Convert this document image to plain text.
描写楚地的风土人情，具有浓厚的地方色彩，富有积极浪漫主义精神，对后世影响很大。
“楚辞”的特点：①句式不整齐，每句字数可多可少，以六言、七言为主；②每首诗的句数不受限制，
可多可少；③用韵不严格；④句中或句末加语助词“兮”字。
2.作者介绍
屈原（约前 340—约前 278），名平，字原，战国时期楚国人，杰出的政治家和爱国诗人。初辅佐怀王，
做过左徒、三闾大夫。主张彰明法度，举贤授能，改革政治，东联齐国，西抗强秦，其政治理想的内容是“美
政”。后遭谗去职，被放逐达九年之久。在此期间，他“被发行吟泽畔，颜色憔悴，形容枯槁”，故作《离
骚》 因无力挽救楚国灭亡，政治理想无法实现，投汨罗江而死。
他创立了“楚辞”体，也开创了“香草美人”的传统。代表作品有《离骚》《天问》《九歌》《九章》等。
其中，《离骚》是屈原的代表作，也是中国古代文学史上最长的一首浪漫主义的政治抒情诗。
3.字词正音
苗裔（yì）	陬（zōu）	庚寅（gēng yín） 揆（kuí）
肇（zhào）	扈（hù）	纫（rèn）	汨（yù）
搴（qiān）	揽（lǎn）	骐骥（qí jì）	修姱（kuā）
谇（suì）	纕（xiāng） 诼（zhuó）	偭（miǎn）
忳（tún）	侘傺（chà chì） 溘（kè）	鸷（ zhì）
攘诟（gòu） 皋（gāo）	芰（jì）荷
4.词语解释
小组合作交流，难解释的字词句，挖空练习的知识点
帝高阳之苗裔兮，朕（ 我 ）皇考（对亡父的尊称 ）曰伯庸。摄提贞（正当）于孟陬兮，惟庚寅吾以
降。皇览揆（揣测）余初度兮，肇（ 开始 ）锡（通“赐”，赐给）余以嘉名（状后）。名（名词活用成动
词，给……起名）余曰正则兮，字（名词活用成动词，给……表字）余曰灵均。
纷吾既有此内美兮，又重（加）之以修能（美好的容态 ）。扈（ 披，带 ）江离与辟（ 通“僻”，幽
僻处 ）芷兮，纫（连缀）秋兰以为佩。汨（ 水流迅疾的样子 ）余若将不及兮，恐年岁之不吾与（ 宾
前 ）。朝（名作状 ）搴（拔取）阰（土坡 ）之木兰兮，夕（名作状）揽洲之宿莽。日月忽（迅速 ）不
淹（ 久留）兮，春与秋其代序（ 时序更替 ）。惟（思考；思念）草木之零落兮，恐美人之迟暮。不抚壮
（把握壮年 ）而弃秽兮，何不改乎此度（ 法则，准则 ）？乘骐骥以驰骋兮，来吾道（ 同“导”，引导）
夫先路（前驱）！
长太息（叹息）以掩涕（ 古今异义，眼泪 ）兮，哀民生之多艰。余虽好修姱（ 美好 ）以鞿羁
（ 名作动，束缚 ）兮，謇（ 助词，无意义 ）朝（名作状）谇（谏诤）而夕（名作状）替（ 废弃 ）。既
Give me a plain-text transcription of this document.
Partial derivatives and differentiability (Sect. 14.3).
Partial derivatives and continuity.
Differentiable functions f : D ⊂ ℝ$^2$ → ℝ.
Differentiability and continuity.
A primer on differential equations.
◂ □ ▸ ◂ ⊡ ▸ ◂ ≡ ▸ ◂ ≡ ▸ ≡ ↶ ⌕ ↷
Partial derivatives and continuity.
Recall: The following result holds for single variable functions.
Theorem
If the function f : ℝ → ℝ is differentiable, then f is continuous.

REQUIREMENT: Using the records above, gather all lines where the string "plain" is present.

TASK RESULT:
Convert this document image to plain text.
Give me a plain-text transcription of this document.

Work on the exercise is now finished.